____ DATASET CONTENT

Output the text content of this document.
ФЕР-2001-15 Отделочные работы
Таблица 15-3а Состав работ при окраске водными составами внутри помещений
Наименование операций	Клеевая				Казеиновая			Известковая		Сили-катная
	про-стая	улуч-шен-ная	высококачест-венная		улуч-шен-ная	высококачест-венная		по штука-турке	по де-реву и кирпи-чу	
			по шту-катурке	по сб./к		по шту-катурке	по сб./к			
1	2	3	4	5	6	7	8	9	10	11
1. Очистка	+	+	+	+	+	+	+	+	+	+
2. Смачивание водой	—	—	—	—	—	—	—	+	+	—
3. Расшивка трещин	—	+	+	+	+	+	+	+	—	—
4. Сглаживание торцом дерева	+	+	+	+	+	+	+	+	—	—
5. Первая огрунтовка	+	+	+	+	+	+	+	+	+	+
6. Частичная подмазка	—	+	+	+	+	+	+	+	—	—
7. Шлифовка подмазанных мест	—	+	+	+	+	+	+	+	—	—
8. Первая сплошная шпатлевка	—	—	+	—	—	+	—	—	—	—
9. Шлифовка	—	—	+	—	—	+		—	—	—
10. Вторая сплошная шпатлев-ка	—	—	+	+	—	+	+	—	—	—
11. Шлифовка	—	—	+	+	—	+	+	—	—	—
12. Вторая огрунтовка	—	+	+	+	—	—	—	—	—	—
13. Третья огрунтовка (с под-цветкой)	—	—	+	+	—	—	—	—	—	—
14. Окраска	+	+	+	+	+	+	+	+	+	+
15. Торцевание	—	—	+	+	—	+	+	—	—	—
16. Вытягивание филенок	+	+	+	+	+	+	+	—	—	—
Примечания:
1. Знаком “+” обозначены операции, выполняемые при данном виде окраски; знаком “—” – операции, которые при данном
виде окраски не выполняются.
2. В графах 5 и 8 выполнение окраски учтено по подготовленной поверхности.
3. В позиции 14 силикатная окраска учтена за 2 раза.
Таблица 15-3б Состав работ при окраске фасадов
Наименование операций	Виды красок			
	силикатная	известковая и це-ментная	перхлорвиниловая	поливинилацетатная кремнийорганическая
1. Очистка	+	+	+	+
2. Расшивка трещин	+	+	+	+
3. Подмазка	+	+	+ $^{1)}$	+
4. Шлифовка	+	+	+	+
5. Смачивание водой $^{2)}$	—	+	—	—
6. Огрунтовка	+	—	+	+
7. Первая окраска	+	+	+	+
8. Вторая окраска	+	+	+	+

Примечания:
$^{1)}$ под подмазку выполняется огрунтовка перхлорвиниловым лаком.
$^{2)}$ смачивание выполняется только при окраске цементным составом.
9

________

Your task is to repeat the data exactly, with nothing left out.

WRITTEN SOLUTION:
Output the text content of this document.
ФЕР-2001-15 Отделочные работы
Таблица 15-3а Состав работ при окраске водными составами внутри помещений
Наименование операций	Клеевая				Казеиновая			Известковая		Сили-катная
	про-стая	улуч-шен-ная	высококачест-венная		улуч-шен-ная	высококачест-венная		по штука-турке	по де-реву и кирпи-чу	
			по шту-катурке	по сб./к		по шту-катурке	по сб./к			
1	2	3	4	5	6	7	8	9	10	11
1. Очистка	+	+	+	+	+	+	+	+	+	+
2. Смачивание водой	—	—	—	—	—	—	—	+	+	—
3. Расшивка трещин	—	+	+	+	+	+	+	+	—	—
4. Сглаживание торцом дерева	+	+	+	+	+	+	+	+	—	—
5. Первая огрунтовка	+	+	+	+	+	+	+	+	+	+
6. Частичная подмазка	—	+	+	+	+	+	+	+	—	—
7. Шлифовка подмазанных мест	—	+	+	+	+	+	+	+	—	—
8. Первая сплошная шпатлевка	—	—	+	—	—	+	—	—	—	—
9. Шлифовка	—	—	+	—	—	+		—	—	—
10. Вторая сплошная шпатлев-ка	—	—	+	+	—	+	+	—	—	—
11. Шлифовка	—	—	+	+	—	+	+	—	—	—
12. Вторая огрунтовка	—	+	+	+	—	—	—	—	—	—
13. Третья огрунтовка (с под-цветкой)	—	—	+	+	—	—	—	—	—	—
14. Окраска	+	+	+	+	+	+	+	+	+	+
15. Торцевание	—	—	+	+	—	+	+	—	—	—
16. Вытягивание филенок	+	+	+	+	+	+	+	—	—	—
Примечания:
1. Знаком “+” обозначены операции, выполняемые при данном виде окраски; знаком “—” – операции, которые при данном
виде окраски не выполняются.
2. В графах 5 и 8 выполнение окраски учтено по подготовленной поверхности.
3. В позиции 14 силикатная окраска учтена за 2 раза.
Таблица 15-3б Состав работ при окраске фасадов
Наименование операций	Виды красок			
	силикатная	известковая и це-ментная	перхлорвиниловая	поливинилацетатная кремнийорганическая
1. Очистка	+	+	+	+
2. Расшивка трещин	+	+	+	+
3. Подмазка	+	+	+ $^{1)}$	+
4. Шлифовка	+	+	+	+
5. Смачивание водой $^{2)}$	—	+	—	—
6. Огрунтовка	+	—	+	+
7. Первая окраска	+	+	+	+
8. Вторая окраска	+	+	+	+

Примечания:
$^{1)}$ под подмазку выполняется огрунтовка перхлорвиниловым лаком.
$^{2)}$ смачивание выполняется только при окраске цементным составом.
9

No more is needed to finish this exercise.